Aim of the task: Give the listing again character for character, but drop the images.

:: Given records ::

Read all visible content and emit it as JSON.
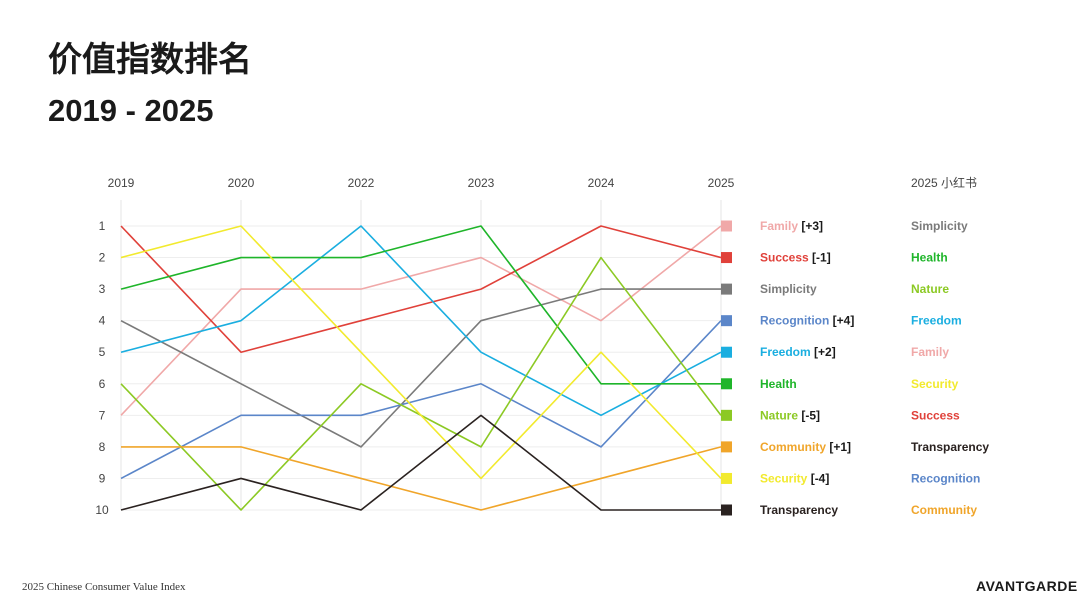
{
  "title": "价值指数排名",
  "subtitle": "2019 - 2025",
  "footer": {
    "left": "2025 Chinese Consumer Value Index",
    "brand": "AVANTGARDE"
  },
  "chart_data": {
    "type": "line",
    "subtype": "bump",
    "x": [
      "2019",
      "2020",
      "2022",
      "2023",
      "2024",
      "2025"
    ],
    "y_ticks": [
      1,
      2,
      3,
      4,
      5,
      6,
      7,
      8,
      9,
      10
    ],
    "ylim": [
      1,
      10
    ],
    "y_inverted": true,
    "grid": true,
    "series": [
      {
        "name": "Family",
        "change": "[+3]",
        "color": "#f0a8a8",
        "values": [
          7,
          3,
          3,
          2,
          4,
          1
        ]
      },
      {
        "name": "Success",
        "change": "[-1]",
        "color": "#e0413a",
        "values": [
          1,
          5,
          4,
          3,
          1,
          2
        ]
      },
      {
        "name": "Simplicity",
        "change": "",
        "color": "#7a7a7a",
        "values": [
          4,
          6,
          8,
          4,
          3,
          3
        ]
      },
      {
        "name": "Recognition",
        "change": "[+4]",
        "color": "#5b86c9",
        "values": [
          9,
          7,
          7,
          6,
          8,
          4
        ]
      },
      {
        "name": "Freedom",
        "change": "[+2]",
        "color": "#1aaee0",
        "values": [
          5,
          4,
          1,
          5,
          7,
          5
        ]
      },
      {
        "name": "Health",
        "change": "",
        "color": "#1fb52a",
        "values": [
          3,
          2,
          2,
          1,
          6,
          6
        ]
      },
      {
        "name": "Nature",
        "change": "[-5]",
        "color": "#8cc924",
        "values": [
          6,
          10,
          6,
          8,
          2,
          7
        ]
      },
      {
        "name": "Community",
        "change": "[+1]",
        "color": "#f0a52a",
        "values": [
          8,
          8,
          9,
          10,
          9,
          8
        ]
      },
      {
        "name": "Security",
        "change": "[-4]",
        "color": "#f2ea2e",
        "values": [
          2,
          1,
          5,
          9,
          5,
          9
        ]
      },
      {
        "name": "Transparency",
        "change": "",
        "color": "#2a2220",
        "values": [
          10,
          9,
          10,
          7,
          10,
          10
        ]
      }
    ],
    "xhs_ranking": {
      "title": "2025 小红书",
      "items": [
        {
          "name": "Simplicity",
          "color": "#7a7a7a"
        },
        {
          "name": "Health",
          "color": "#1fb52a"
        },
        {
          "name": "Nature",
          "color": "#8cc924"
        },
        {
          "name": "Freedom",
          "color": "#1aaee0"
        },
        {
          "name": "Family",
          "color": "#f0a8a8"
        },
        {
          "name": "Security",
          "color": "#f2ea2e"
        },
        {
          "name": "Success",
          "color": "#e0413a"
        },
        {
          "name": "Transparency",
          "color": "#2a2220"
        },
        {
          "name": "Recognition",
          "color": "#5b86c9"
        },
        {
          "name": "Community",
          "color": "#f0a52a"
        }
      ]
    }
  }
}
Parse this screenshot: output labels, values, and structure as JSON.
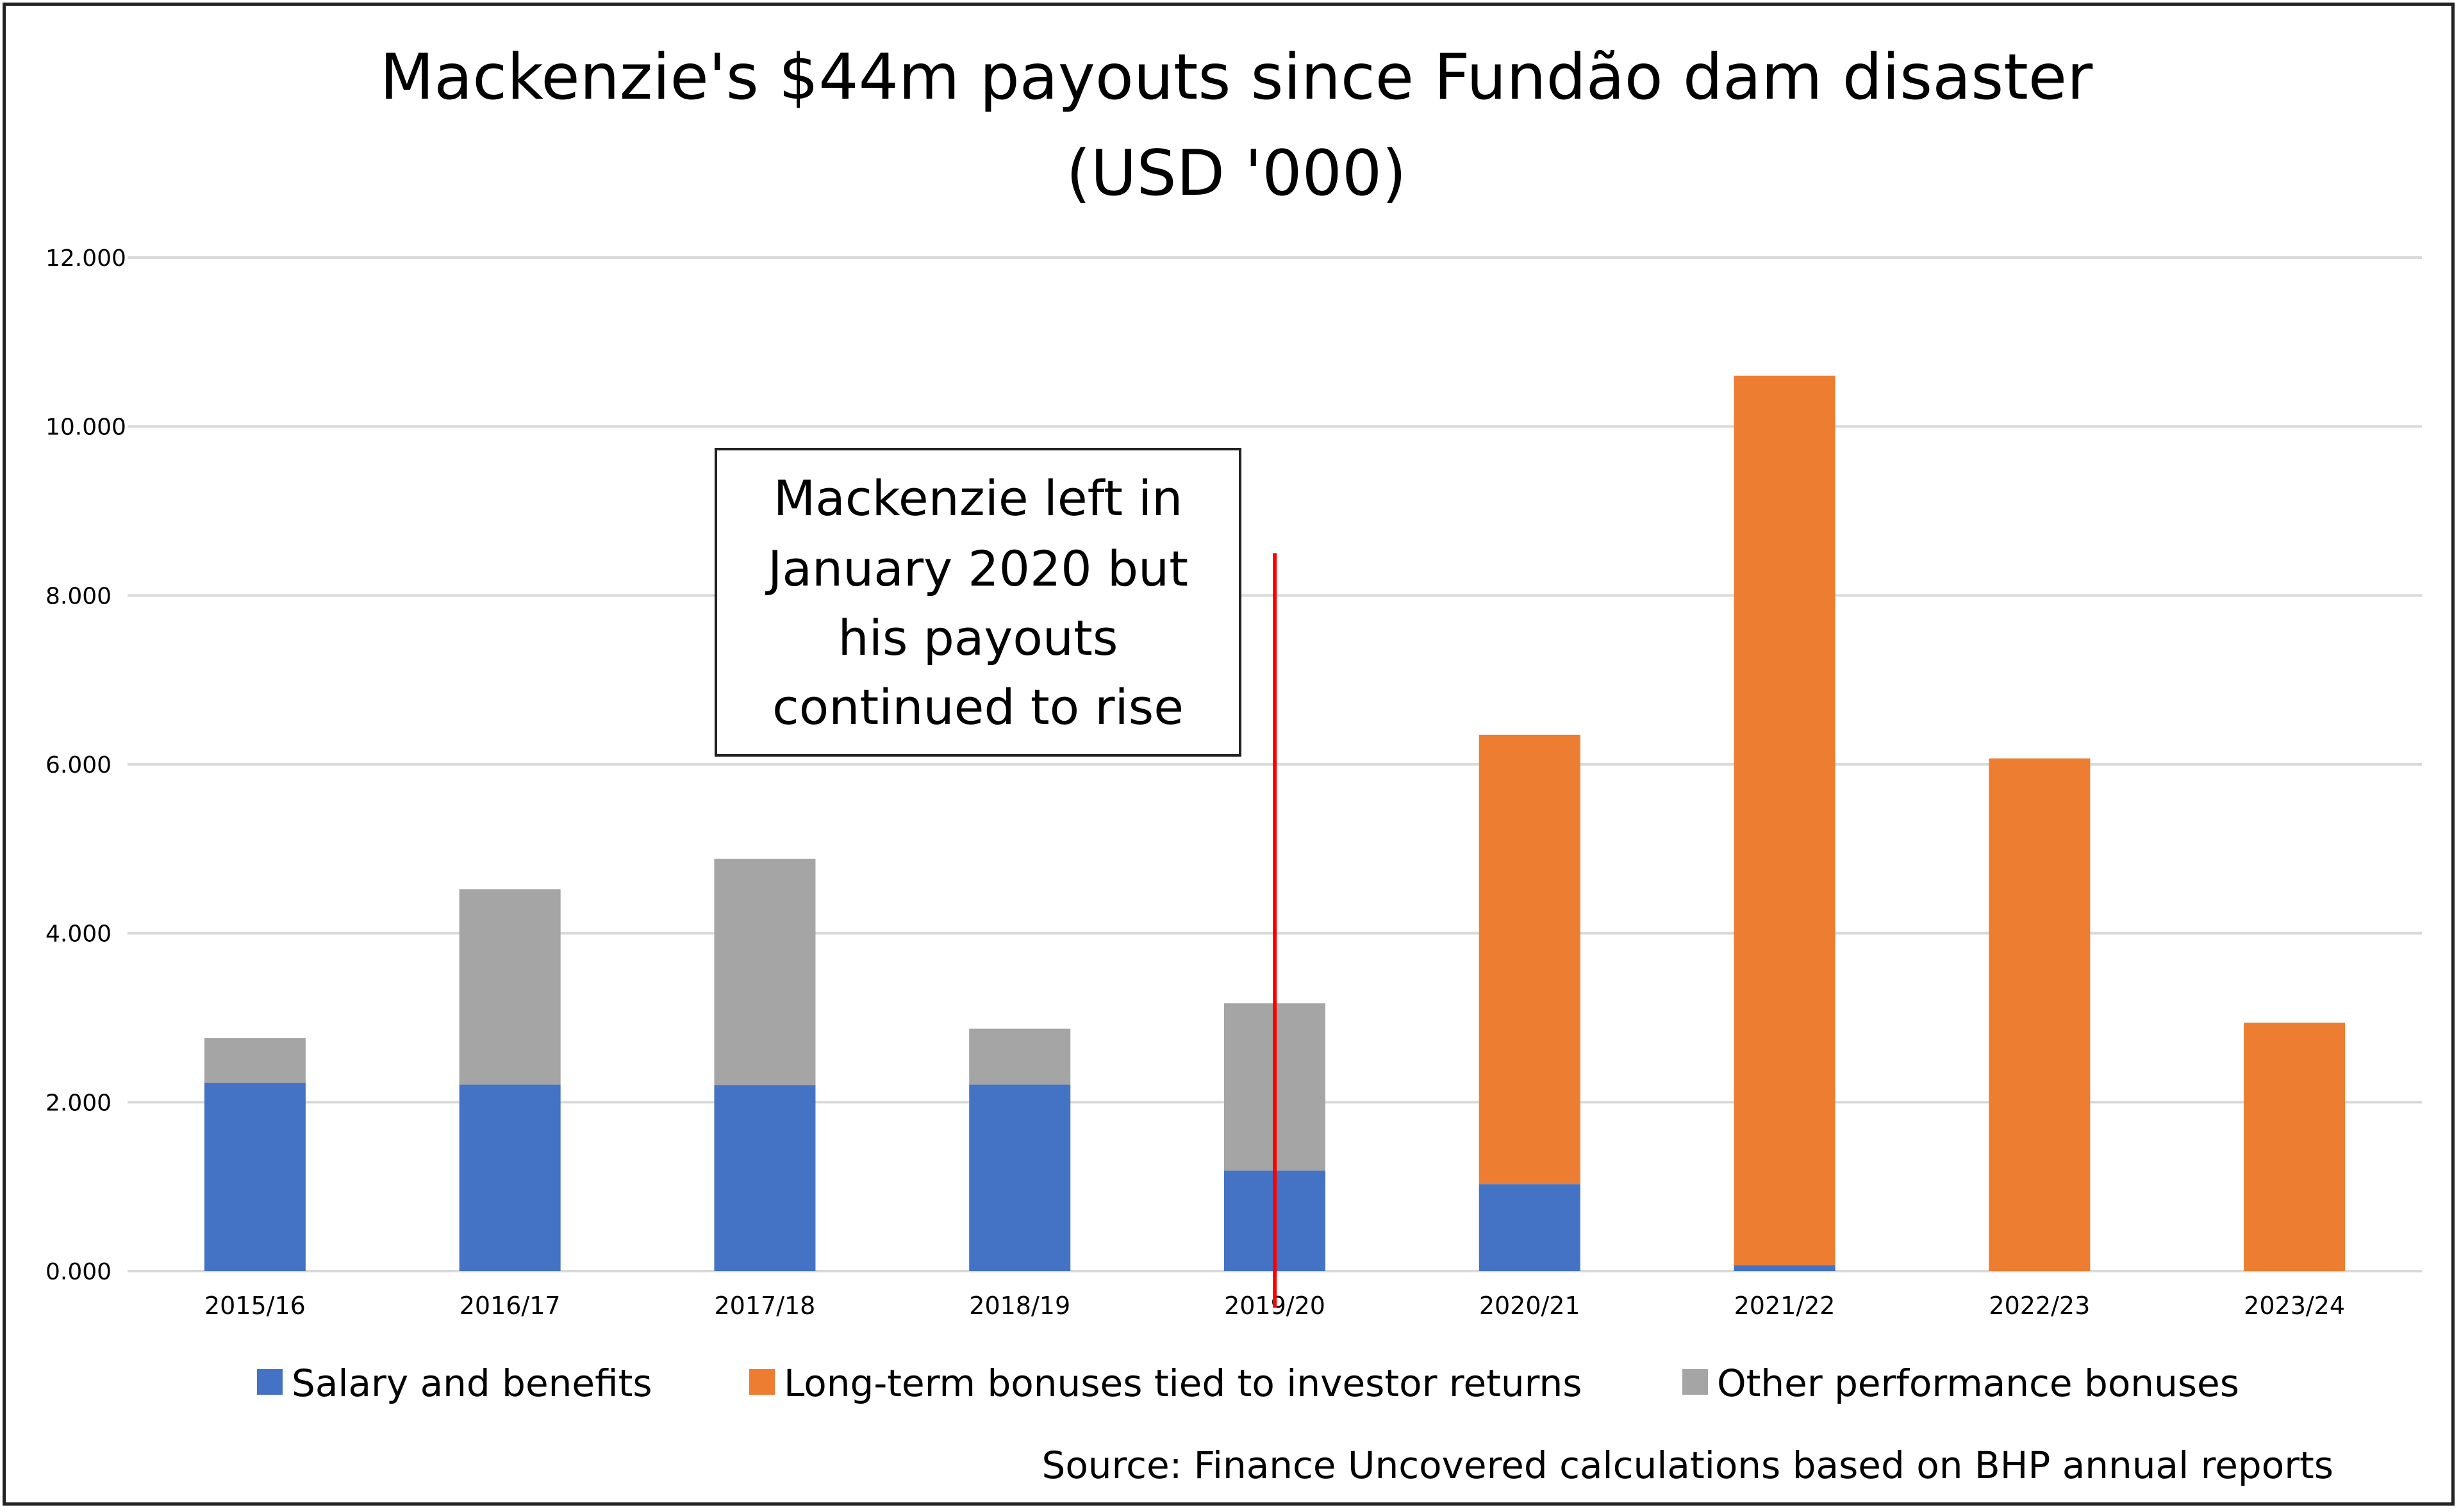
{
  "chart_data": {
    "type": "bar",
    "stacked": true,
    "title_lines": [
      "Mackenzie's $44m payouts since Fundão dam disaster",
      "(USD '000)"
    ],
    "categories": [
      "2015/16",
      "2016/17",
      "2017/18",
      "2018/19",
      "2019/20",
      "2020/21",
      "2021/22",
      "2022/23",
      "2023/24"
    ],
    "series": [
      {
        "name": "Salary and benefits",
        "color": "#4472C4",
        "values": [
          2230,
          2210,
          2200,
          2210,
          1190,
          1030,
          70,
          0,
          0
        ]
      },
      {
        "name": "Long-term bonuses tied to investor returns",
        "color": "#ED7D31",
        "values": [
          0,
          0,
          0,
          0,
          0,
          5320,
          10530,
          6070,
          2940
        ]
      },
      {
        "name": "Other performance bonuses",
        "color": "#A5A5A5",
        "values": [
          530,
          2310,
          2680,
          660,
          1980,
          0,
          0,
          0,
          0
        ]
      }
    ],
    "y_ticks": [
      "0.000",
      "2.000",
      "4.000",
      "6.000",
      "8.000",
      "10.000",
      "12.000"
    ],
    "ylim": [
      0,
      12000
    ],
    "grid": true,
    "legend_position": "bottom",
    "annotation": {
      "lines": [
        "Mackenzie left in",
        "January 2020 but",
        "his payouts",
        "continued to rise"
      ],
      "marker_category": "2019/20",
      "marker_top_value": 8500,
      "marker_color": "#FF0000"
    },
    "source": "Source: Finance Uncovered calculations based on BHP annual reports"
  }
}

:::

Exercise solution:
Read all visible content and emit it as JSON.
{
  "title": "价值指数排名",
  "subtitle": "2019 - 2025",
  "footer": {
    "left": "2025 Chinese Consumer Value Index",
    "brand": "AVANTGARDE"
  },
  "chart_data": {
    "type": "line",
    "subtype": "bump",
    "x": [
      "2019",
      "2020",
      "2022",
      "2023",
      "2024",
      "2025"
    ],
    "y_ticks": [
      1,
      2,
      3,
      4,
      5,
      6,
      7,
      8,
      9,
      10
    ],
    "ylim": [
      1,
      10
    ],
    "y_inverted": true,
    "grid": true,
    "series": [
      {
        "name": "Family",
        "change": "[+3]",
        "color": "#f0a8a8",
        "values": [
          7,
          3,
          3,
          2,
          4,
          1
        ]
      },
      {
        "name": "Success",
        "change": "[-1]",
        "color": "#e0413a",
        "values": [
          1,
          5,
          4,
          3,
          1,
          2
        ]
      },
      {
        "name": "Simplicity",
        "change": "",
        "color": "#7a7a7a",
        "values": [
          4,
          6,
          8,
          4,
          3,
          3
        ]
      },
      {
        "name": "Recognition",
        "change": "[+4]",
        "color": "#5b86c9",
        "values": [
          9,
          7,
          7,
          6,
          8,
          4
        ]
      },
      {
        "name": "Freedom",
        "change": "[+2]",
        "color": "#1aaee0",
        "values": [
          5,
          4,
          1,
          5,
          7,
          5
        ]
      },
      {
        "name": "Health",
        "change": "",
        "color": "#1fb52a",
        "values": [
          3,
          2,
          2,
          1,
          6,
          6
        ]
      },
      {
        "name": "Nature",
        "change": "[-5]",
        "color": "#8cc924",
        "values": [
          6,
          10,
          6,
          8,
          2,
          7
        ]
      },
      {
        "name": "Community",
        "change": "[+1]",
        "color": "#f0a52a",
        "values": [
          8,
          8,
          9,
          10,
          9,
          8
        ]
      },
      {
        "name": "Security",
        "change": "[-4]",
        "color": "#f2ea2e",
        "values": [
          2,
          1,
          5,
          9,
          5,
          9
        ]
      },
      {
        "name": "Transparency",
        "change": "",
        "color": "#2a2220",
        "values": [
          10,
          9,
          10,
          7,
          10,
          10
        ]
      }
    ],
    "xhs_ranking": {
      "title": "2025 小红书",
      "items": [
        {
          "name": "Simplicity",
          "color": "#7a7a7a"
        },
        {
          "name": "Health",
          "color": "#1fb52a"
        },
        {
          "name": "Nature",
          "color": "#8cc924"
        },
        {
          "name": "Freedom",
          "color": "#1aaee0"
        },
        {
          "name": "Family",
          "color": "#f0a8a8"
        },
        {
          "name": "Security",
          "color": "#f2ea2e"
        },
        {
          "name": "Success",
          "color": "#e0413a"
        },
        {
          "name": "Transparency",
          "color": "#2a2220"
        },
        {
          "name": "Recognition",
          "color": "#5b86c9"
        },
        {
          "name": "Community",
          "color": "#f0a52a"
        }
      ]
    }
  }
}
Parse this screenshot: output labels, values, and structure as JSON.
{
  "chart_data": {
    "type": "bar",
    "stacked": true,
    "title_lines": [
      "Mackenzie's $44m payouts since Fundão dam disaster",
      "(USD '000)"
    ],
    "categories": [
      "2015/16",
      "2016/17",
      "2017/18",
      "2018/19",
      "2019/20",
      "2020/21",
      "2021/22",
      "2022/23",
      "2023/24"
    ],
    "series": [
      {
        "name": "Salary and benefits",
        "color": "#4472C4",
        "values": [
          2230,
          2210,
          2200,
          2210,
          1190,
          1030,
          70,
          0,
          0
        ]
      },
      {
        "name": "Long-term bonuses tied to investor returns",
        "color": "#ED7D31",
        "values": [
          0,
          0,
          0,
          0,
          0,
          5320,
          10530,
          6070,
          2940
        ]
      },
      {
        "name": "Other performance bonuses",
        "color": "#A5A5A5",
        "values": [
          530,
          2310,
          2680,
          660,
          1980,
          0,
          0,
          0,
          0
        ]
      }
    ],
    "y_ticks": [
      "0.000",
      "2.000",
      "4.000",
      "6.000",
      "8.000",
      "10.000",
      "12.000"
    ],
    "ylim": [
      0,
      12000
    ],
    "grid": true,
    "legend_position": "bottom",
    "annotation": {
      "lines": [
        "Mackenzie left in",
        "January 2020 but",
        "his payouts",
        "continued to rise"
      ],
      "marker_category": "2019/20",
      "marker_top_value": 8500,
      "marker_color": "#FF0000"
    },
    "source": "Source: Finance Uncovered calculations based on BHP annual reports"
  }
}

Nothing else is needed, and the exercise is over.